:: TUGAS A ::
Salin baris data tanpa perubahan, mulai dari baris pertama data sampai baris yang memuat "button[interactable]: 00 [198, 679, 318, 729]", dengan kedua baris batas itu ikut disalin.

SERANG, BANTEN RAYA – Bantuan dana hibah tahun 2018 yang diterima pengurus pondok pesantren (ponpes) dipotong Rp1,5 juta, tak lama setelah dana tersebut cair. Potongan Rp1,5 juta itu untuk infak pembangunan Sekretariat Forum Silaturahmi Pondok Pesantren (FSPP) di Kecamatan Kadu Hejo, Kabupaten Pandeglang.
Hal itu diungkapkan Ketua FSPP Kabupaten Pandeglang Asep Abdullah Mutho saat menjadi saksi dalam sidang kasus pemotongan dana hibah ponpes tahun 2018 dan 2020 yang menyebabkan kerugian negara Rp70 miliar, di Pengadilan Tindak Pidana Korupsi (Tipikor) Negeri Serang, Senin (13/12/2021).

:: BARIS DATA ::

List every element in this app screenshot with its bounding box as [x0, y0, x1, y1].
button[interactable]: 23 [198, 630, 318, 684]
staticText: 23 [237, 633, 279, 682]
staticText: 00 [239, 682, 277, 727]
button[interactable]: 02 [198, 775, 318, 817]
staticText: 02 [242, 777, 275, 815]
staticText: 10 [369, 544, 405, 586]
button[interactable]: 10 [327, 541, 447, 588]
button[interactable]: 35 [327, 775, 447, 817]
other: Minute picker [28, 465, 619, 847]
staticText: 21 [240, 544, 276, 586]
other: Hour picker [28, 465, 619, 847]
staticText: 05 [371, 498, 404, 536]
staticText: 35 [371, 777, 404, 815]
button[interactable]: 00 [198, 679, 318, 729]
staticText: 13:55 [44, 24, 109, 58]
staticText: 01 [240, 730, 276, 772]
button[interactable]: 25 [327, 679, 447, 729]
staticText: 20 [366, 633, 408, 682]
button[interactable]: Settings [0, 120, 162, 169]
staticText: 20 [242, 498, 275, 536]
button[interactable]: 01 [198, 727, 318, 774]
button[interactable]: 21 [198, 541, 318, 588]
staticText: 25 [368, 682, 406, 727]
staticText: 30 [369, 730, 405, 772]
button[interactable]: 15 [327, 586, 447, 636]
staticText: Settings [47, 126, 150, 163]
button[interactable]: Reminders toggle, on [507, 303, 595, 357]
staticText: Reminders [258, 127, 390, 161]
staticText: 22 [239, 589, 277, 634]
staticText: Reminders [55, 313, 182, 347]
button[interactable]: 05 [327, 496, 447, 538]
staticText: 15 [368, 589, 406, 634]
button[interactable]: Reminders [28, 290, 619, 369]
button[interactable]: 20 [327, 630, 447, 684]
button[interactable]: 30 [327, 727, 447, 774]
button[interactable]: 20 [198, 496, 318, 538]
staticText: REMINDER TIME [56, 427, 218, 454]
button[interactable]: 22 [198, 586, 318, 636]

:: TUGAS B ::
Lanjutkan berita tentang pemotongan dana hibah pondok pesantren itu dengan menulis kalimat-kalimat berikutnya setelah kalimat terakhirnya.

:: JAWABAN YANG DIHARAPKAN A ::
List every element in this app screenshot with its bounding box as [x0, y0, x1, y1].
button[interactable]: 23 [198, 630, 318, 684]
staticText: 23 [237, 633, 279, 682]
staticText: 00 [239, 682, 277, 727]
button[interactable]: 02 [198, 775, 318, 817]
staticText: 02 [242, 777, 275, 815]
staticText: 10 [369, 544, 405, 586]
button[interactable]: 10 [327, 541, 447, 588]
button[interactable]: 35 [327, 775, 447, 817]
other: Minute picker [28, 465, 619, 847]
staticText: 21 [240, 544, 276, 586]
other: Hour picker [28, 465, 619, 847]
staticText: 05 [371, 498, 404, 536]
staticText: 35 [371, 777, 404, 815]
button[interactable]: 00 [198, 679, 318, 729]

:: JAWABAN YANG DIHARAPKAN B ::
Pada sidang kali ini, Jaksa Penuntut Umum (JPU) Kejati Banten menghadirkan saksi Ketua FSPP Kabupaten Pandeglang Asep Abdullah Mutho, serta saksi ahli kerugian keuangan negara Herno F Mawakimbang.
Sidang tersebut dihadiri kelima terdakwa yaitu mantan Kepala Biro Kesejahteraan Rakyat (Kesra) Setda Provinsi Banten Irvan Santoso, ketua tim evaluasi penyaluran hibah ponpes Toton Suriawinata, honorer di Biro Kesra Banten Agus Gunawan, dari pihak swasta Epieh Saepudin, dan Tb Asep Subhi penerima hibah.
Dalam keterangannya, Ketua FSPP Kabupaten Pandeglang Asep Abdullah Mutho mengakui jika ada potongan uang infak dari seluruh penerima hibah. Hal itu sudah tertuang dalam Anggaran Dasar/ Anggaran Rumah Tangga (AD/ART) FSPP Provinsi Banten.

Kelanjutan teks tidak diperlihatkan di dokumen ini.